(Source data)
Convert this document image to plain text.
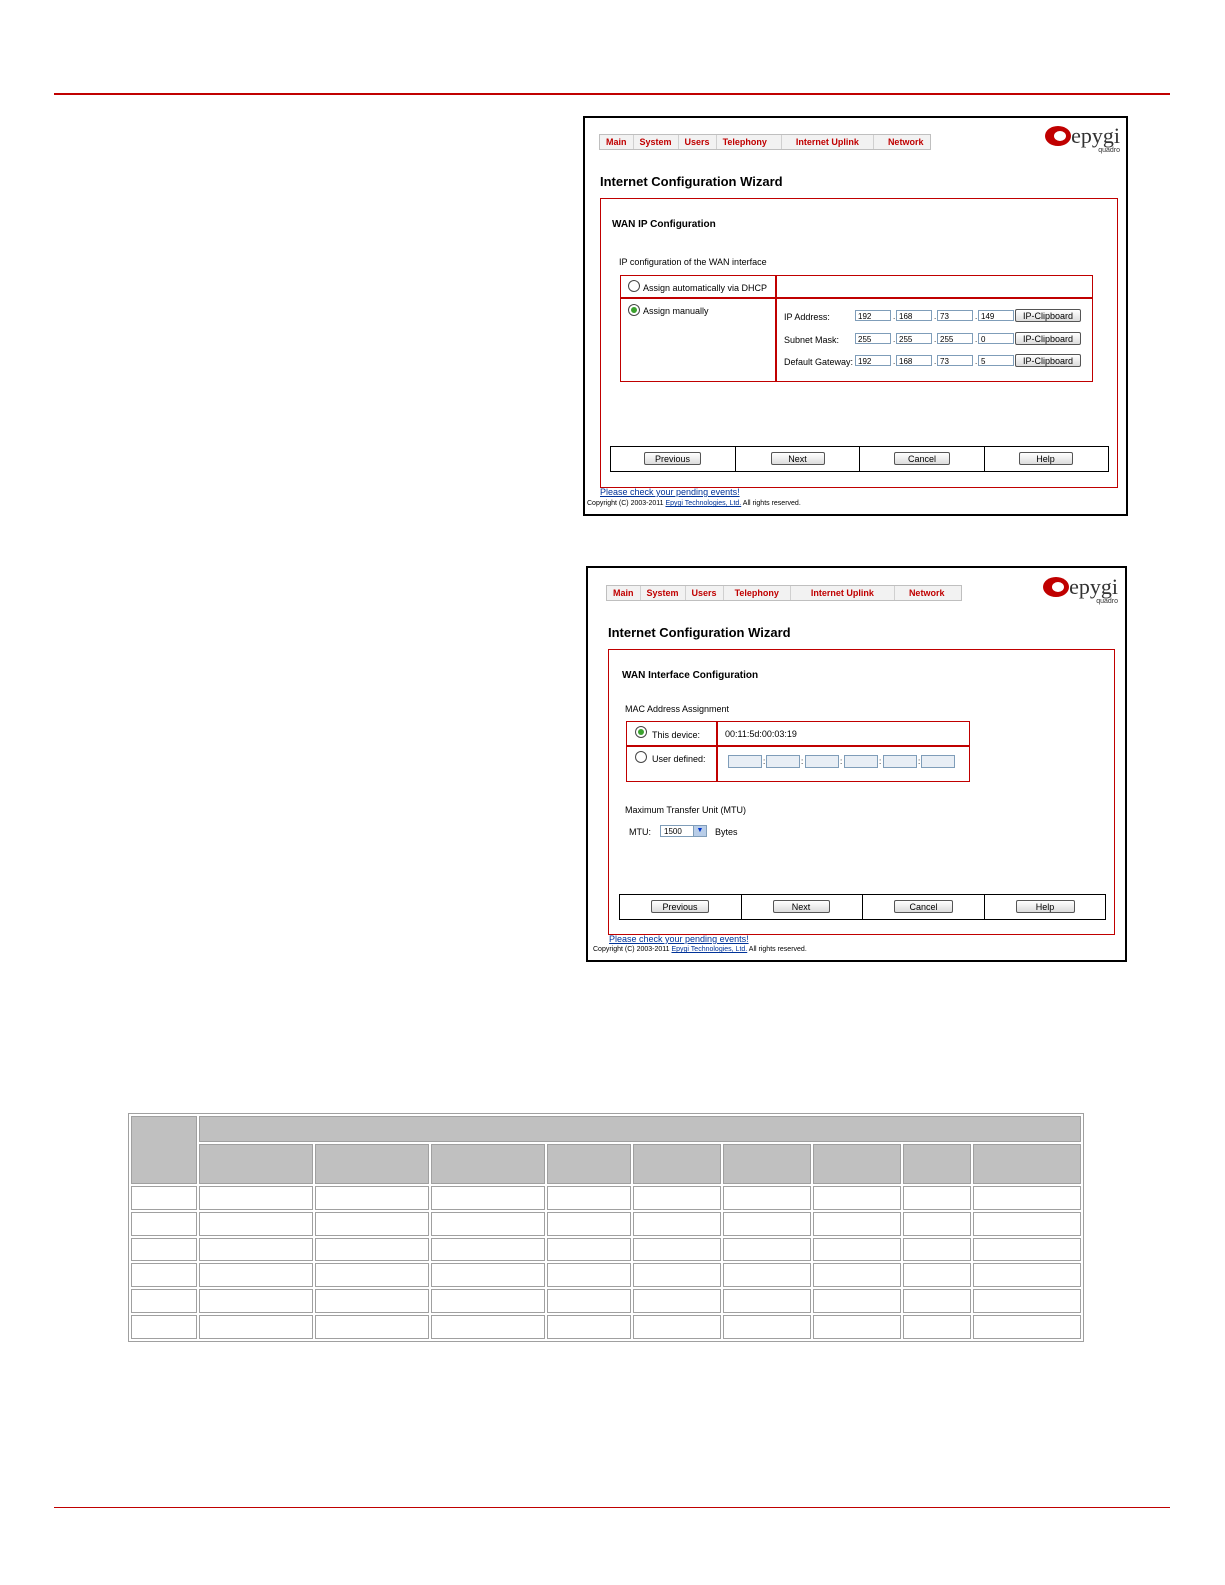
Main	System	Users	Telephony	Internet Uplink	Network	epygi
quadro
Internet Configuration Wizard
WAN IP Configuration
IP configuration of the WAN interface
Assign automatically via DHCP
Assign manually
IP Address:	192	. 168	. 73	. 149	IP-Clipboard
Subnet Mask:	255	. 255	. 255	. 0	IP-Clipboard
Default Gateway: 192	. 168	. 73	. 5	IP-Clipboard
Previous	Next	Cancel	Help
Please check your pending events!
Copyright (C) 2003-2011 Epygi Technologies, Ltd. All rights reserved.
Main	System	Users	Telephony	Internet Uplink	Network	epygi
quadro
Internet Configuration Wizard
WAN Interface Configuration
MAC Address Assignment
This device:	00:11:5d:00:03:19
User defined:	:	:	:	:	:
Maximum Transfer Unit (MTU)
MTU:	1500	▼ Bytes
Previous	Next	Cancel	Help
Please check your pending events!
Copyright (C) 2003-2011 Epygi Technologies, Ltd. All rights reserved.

* * *

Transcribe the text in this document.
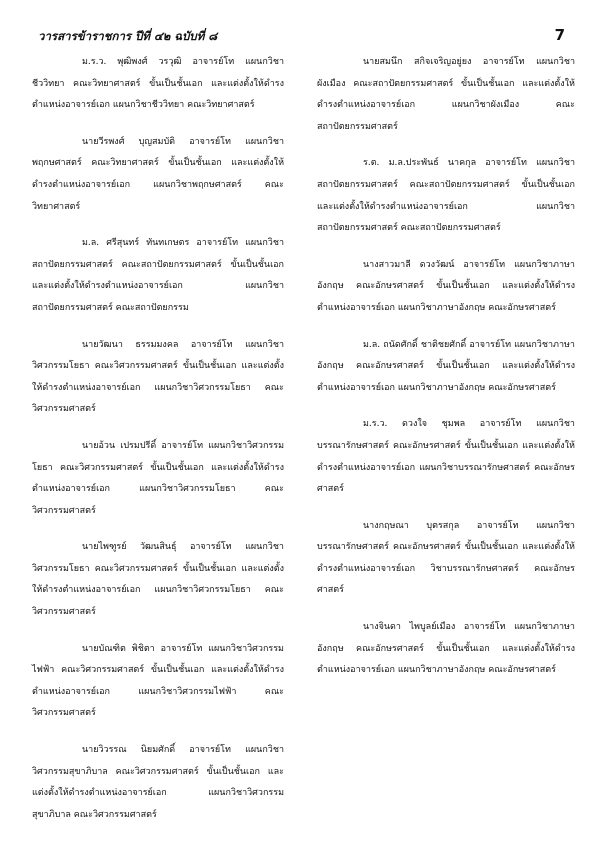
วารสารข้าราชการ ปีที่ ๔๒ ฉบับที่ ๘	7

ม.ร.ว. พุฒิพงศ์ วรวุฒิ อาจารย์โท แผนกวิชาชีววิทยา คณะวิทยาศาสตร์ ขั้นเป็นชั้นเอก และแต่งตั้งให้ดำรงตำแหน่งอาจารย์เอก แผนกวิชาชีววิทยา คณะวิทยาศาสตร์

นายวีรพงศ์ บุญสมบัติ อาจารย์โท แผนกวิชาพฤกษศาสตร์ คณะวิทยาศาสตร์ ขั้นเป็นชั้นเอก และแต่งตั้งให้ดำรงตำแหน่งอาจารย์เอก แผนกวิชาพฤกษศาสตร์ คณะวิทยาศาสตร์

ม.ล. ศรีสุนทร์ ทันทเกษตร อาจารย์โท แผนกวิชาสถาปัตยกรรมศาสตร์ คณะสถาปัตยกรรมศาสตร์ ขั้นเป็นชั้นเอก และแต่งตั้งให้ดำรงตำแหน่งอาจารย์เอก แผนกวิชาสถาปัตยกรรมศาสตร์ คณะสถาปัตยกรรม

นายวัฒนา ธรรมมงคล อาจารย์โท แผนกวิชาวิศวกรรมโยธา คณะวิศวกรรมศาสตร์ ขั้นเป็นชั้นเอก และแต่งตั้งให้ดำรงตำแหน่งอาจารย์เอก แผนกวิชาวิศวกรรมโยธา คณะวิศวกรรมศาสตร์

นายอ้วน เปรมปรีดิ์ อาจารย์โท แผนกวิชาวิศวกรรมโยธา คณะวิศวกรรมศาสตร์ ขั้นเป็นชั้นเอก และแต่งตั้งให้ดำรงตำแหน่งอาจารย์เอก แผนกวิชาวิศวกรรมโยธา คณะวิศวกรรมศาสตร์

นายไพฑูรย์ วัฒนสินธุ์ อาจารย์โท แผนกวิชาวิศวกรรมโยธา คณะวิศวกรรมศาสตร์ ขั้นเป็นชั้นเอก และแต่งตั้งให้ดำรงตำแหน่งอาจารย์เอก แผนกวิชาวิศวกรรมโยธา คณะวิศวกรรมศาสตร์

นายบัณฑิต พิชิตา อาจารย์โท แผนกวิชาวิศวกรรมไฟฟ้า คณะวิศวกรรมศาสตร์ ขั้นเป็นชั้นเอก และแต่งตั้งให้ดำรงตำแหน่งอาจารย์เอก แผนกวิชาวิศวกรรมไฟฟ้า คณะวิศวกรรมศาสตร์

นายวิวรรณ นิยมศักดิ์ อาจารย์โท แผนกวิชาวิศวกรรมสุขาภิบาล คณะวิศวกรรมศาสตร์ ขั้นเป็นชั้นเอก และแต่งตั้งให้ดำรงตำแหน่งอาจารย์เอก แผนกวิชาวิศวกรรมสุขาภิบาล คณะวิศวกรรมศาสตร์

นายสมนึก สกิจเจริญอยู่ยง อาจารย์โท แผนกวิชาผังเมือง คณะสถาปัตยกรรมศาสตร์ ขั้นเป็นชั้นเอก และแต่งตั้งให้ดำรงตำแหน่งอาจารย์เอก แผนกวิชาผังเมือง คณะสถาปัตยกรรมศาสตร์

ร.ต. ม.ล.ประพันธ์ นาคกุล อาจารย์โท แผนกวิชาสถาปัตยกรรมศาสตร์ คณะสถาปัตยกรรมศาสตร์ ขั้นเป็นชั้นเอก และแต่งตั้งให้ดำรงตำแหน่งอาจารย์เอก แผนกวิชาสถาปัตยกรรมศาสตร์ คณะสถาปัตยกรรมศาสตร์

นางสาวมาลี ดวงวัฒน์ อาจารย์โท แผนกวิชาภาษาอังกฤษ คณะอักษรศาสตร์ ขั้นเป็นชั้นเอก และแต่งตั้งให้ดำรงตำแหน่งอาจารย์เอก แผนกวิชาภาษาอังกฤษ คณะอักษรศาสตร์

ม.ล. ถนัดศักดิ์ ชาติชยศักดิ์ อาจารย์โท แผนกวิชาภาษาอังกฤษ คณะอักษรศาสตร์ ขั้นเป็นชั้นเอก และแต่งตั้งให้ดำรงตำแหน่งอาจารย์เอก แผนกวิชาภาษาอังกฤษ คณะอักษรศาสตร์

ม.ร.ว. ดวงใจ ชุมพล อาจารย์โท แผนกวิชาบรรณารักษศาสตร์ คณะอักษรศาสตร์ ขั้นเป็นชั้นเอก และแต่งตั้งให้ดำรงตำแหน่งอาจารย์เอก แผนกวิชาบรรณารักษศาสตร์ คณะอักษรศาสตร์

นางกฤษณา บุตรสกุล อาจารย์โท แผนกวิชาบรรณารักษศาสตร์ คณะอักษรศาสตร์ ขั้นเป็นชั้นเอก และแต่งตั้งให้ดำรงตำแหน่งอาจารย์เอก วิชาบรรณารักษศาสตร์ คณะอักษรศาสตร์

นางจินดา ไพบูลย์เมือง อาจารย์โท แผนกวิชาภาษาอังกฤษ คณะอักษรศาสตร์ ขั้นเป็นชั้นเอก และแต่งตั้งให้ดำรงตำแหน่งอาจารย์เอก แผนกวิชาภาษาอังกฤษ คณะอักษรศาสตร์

== Request ==
Identify each line in the records above containing the word "document"; copy those lines.

== Response ==
Convert this document image to plain text.
Transcribe the text in this document.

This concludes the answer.